■ Aim of the task: Examine the entries and show every line in which the word "logo" is found.

■ Dataset:
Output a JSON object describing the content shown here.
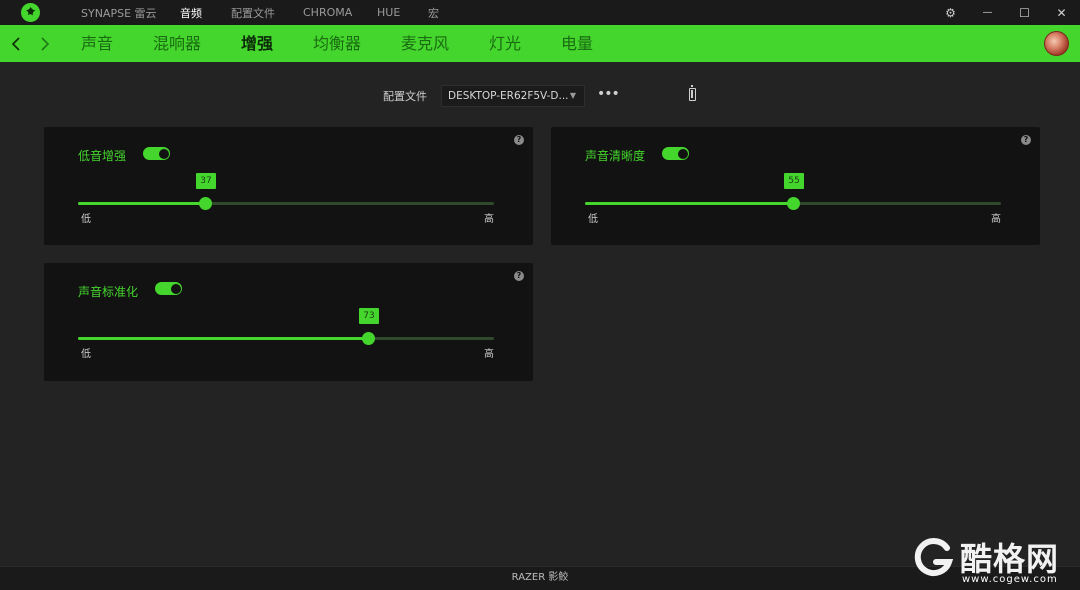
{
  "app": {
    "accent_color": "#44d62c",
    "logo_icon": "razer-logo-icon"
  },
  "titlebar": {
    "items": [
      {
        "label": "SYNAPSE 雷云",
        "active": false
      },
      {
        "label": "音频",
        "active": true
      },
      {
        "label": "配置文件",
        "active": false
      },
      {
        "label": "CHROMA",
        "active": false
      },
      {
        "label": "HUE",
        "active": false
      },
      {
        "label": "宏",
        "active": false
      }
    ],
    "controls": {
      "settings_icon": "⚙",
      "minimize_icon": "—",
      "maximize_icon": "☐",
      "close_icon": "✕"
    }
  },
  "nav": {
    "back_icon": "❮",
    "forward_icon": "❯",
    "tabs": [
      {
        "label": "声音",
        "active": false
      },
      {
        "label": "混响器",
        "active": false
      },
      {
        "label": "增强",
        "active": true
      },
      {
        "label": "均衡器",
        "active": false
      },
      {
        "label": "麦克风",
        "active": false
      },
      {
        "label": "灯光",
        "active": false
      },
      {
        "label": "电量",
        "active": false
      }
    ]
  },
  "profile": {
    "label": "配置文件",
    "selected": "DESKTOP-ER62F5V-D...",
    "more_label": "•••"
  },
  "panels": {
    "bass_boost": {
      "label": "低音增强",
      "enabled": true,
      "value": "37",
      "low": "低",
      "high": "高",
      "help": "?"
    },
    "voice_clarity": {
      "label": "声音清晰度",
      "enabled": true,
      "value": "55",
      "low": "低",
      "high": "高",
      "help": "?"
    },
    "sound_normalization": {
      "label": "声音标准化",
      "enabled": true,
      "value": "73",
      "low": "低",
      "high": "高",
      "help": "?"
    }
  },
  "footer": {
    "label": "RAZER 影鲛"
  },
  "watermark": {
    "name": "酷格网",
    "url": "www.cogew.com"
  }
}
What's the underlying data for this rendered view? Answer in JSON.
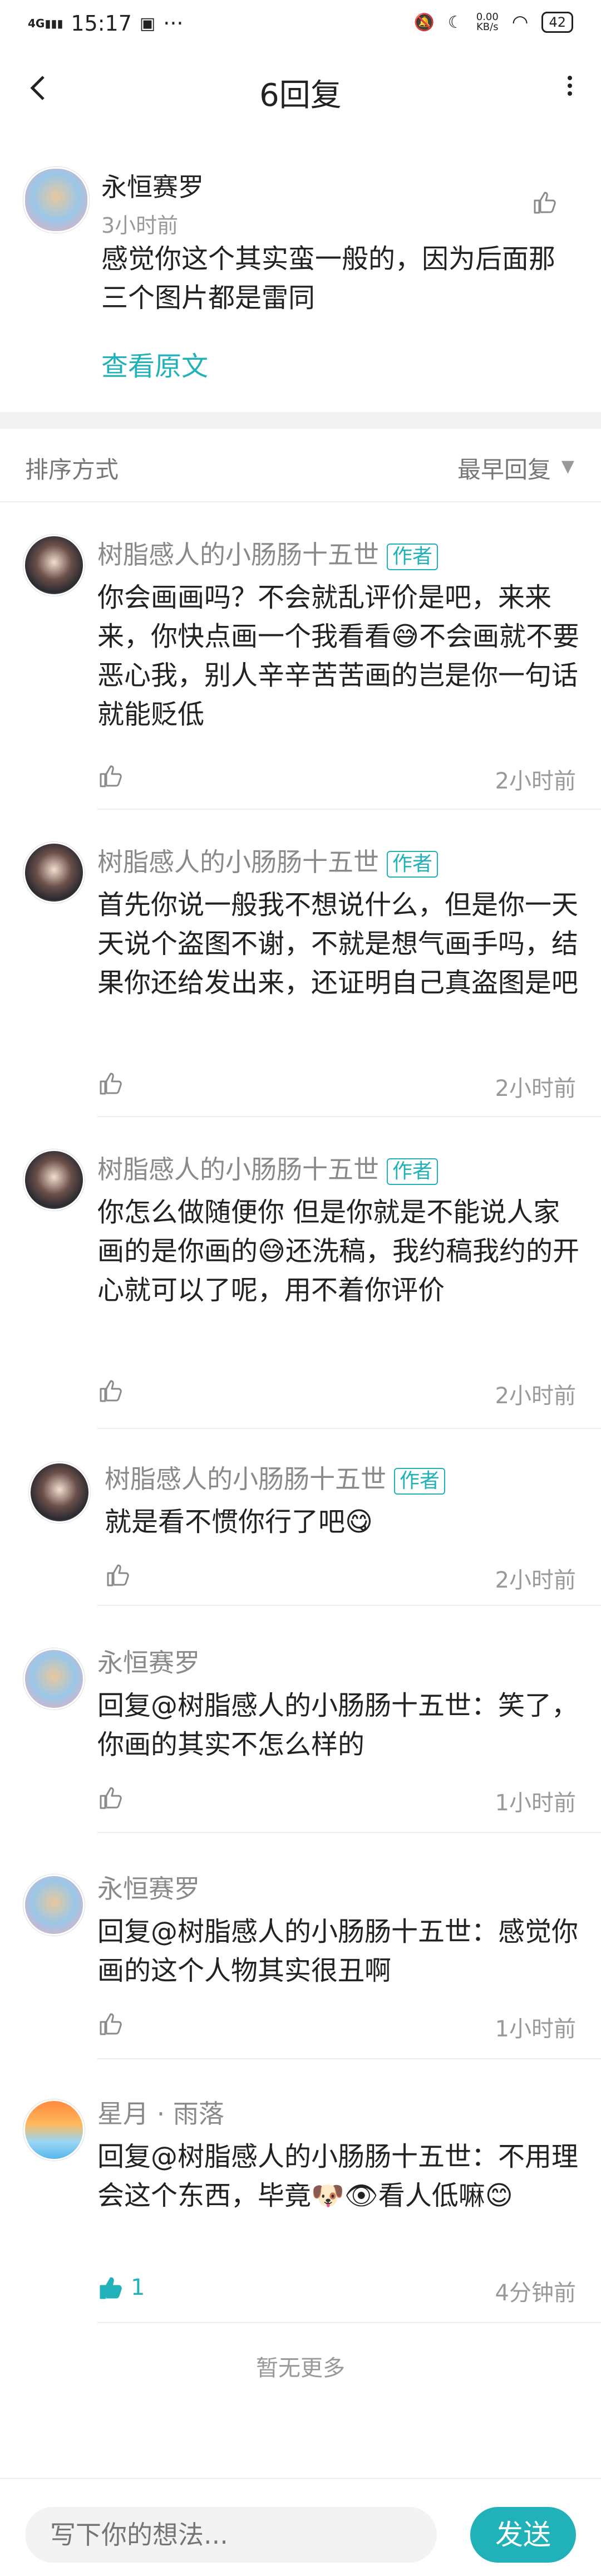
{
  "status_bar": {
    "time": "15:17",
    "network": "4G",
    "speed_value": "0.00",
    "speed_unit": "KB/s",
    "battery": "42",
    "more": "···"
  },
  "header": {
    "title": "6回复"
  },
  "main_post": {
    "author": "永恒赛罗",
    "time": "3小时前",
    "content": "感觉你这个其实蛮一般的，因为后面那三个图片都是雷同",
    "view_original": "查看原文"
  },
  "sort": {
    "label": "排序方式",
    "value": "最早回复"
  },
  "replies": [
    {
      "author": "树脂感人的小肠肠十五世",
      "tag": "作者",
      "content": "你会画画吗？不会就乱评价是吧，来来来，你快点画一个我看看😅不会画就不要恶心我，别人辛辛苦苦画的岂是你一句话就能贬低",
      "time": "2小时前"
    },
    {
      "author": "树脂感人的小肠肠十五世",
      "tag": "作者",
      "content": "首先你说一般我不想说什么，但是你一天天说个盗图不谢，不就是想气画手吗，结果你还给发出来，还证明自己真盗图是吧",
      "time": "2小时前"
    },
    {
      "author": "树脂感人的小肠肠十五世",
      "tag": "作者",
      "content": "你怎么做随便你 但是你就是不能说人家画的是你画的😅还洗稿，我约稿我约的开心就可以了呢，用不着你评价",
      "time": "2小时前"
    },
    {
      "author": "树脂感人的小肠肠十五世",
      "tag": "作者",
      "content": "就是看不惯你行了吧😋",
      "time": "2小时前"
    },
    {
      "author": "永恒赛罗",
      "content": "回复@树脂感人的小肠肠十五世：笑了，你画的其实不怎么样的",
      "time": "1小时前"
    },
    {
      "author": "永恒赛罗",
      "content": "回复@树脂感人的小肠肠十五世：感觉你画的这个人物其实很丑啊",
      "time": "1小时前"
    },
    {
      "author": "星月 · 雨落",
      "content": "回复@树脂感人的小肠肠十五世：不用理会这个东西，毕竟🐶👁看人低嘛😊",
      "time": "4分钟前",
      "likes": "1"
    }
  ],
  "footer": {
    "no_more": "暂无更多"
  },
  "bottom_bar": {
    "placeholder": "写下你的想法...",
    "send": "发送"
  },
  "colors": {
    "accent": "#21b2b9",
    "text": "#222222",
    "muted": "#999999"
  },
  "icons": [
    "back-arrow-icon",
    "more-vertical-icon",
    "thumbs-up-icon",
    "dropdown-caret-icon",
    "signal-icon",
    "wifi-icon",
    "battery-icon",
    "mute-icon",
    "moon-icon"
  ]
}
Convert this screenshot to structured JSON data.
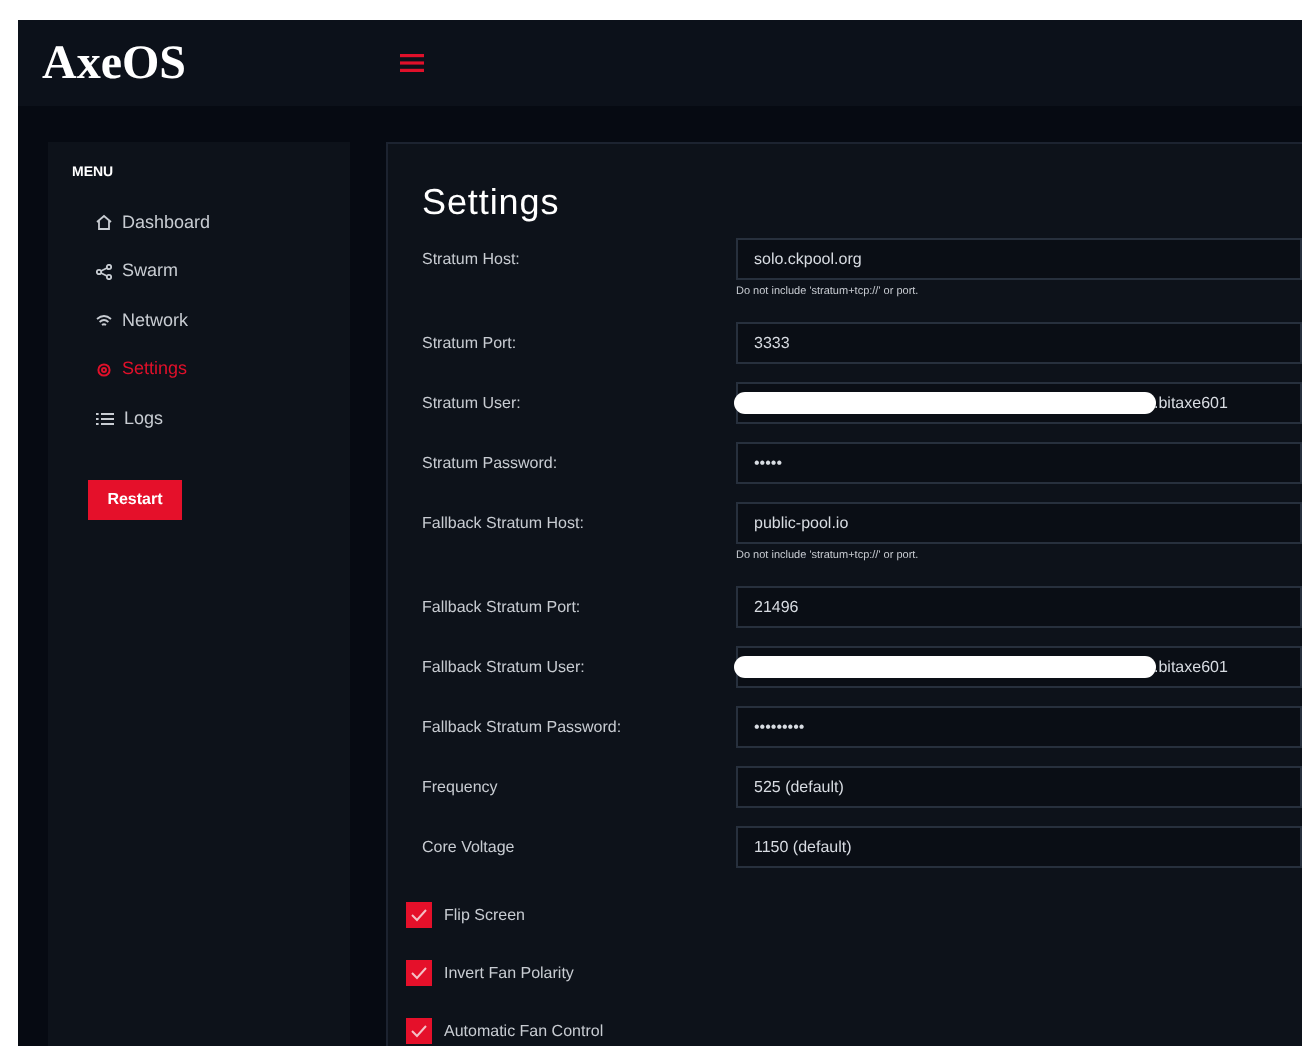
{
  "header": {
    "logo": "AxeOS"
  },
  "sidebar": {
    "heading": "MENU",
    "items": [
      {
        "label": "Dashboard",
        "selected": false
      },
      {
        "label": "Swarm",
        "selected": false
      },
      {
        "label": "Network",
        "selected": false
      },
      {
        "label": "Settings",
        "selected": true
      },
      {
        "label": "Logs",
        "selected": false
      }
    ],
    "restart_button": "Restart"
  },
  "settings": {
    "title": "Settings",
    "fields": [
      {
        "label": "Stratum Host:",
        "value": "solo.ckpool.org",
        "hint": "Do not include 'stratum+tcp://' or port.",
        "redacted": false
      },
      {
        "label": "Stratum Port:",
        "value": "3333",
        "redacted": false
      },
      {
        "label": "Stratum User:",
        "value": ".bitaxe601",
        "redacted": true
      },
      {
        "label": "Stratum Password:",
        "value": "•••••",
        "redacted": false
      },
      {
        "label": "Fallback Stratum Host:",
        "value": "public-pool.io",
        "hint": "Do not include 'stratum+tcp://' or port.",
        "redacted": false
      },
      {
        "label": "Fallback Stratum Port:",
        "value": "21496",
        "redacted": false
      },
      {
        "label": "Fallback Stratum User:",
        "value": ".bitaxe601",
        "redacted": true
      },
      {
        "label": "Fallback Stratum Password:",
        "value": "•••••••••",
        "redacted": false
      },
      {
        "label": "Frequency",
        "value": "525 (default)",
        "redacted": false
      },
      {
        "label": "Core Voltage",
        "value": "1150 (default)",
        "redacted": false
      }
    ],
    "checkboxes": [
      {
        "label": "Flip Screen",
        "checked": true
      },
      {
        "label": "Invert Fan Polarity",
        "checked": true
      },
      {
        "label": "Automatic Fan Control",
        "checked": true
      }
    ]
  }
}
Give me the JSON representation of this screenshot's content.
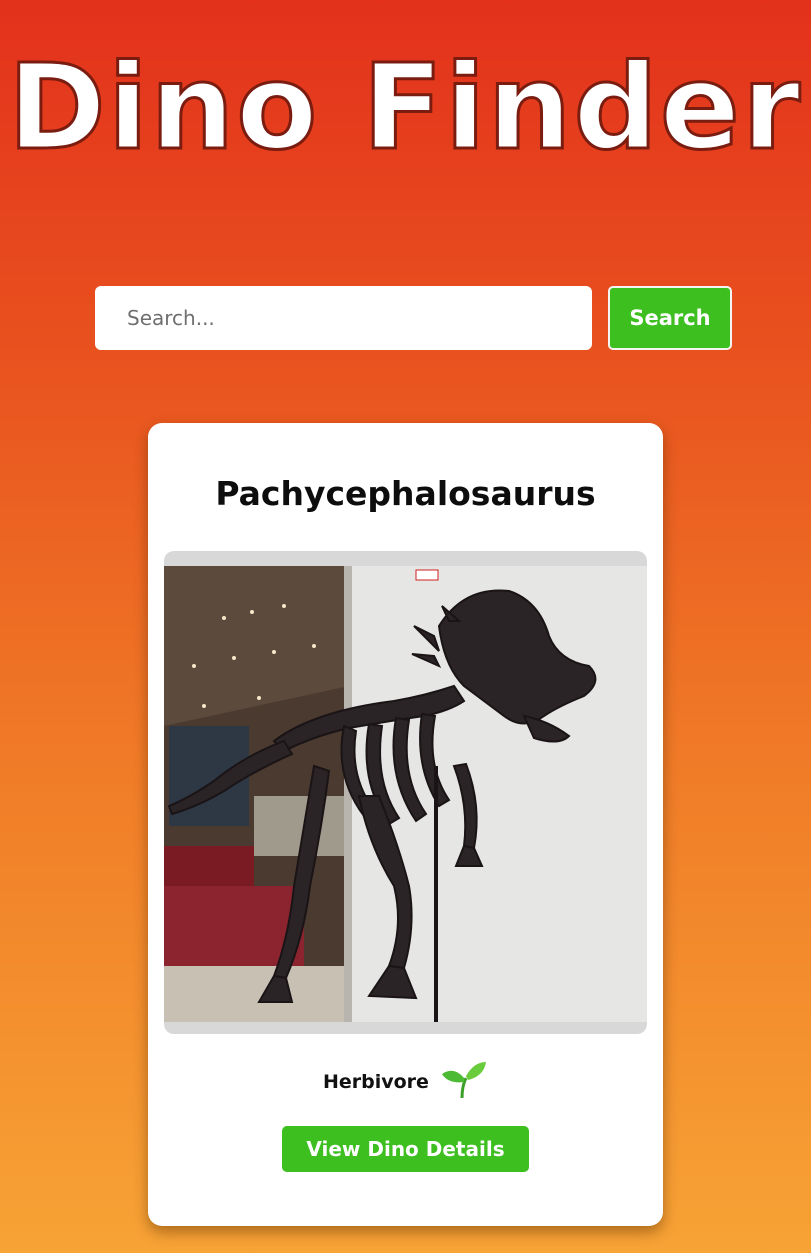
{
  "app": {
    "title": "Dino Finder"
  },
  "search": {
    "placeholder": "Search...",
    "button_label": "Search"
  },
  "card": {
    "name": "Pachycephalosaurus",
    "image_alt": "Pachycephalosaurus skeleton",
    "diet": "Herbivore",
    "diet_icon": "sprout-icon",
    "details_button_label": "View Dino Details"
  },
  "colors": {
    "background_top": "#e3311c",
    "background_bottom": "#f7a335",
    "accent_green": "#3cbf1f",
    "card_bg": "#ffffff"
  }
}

■ Correct result:
    "logo_icon": "razer-logo-icon"
    "logo": "AxeOS"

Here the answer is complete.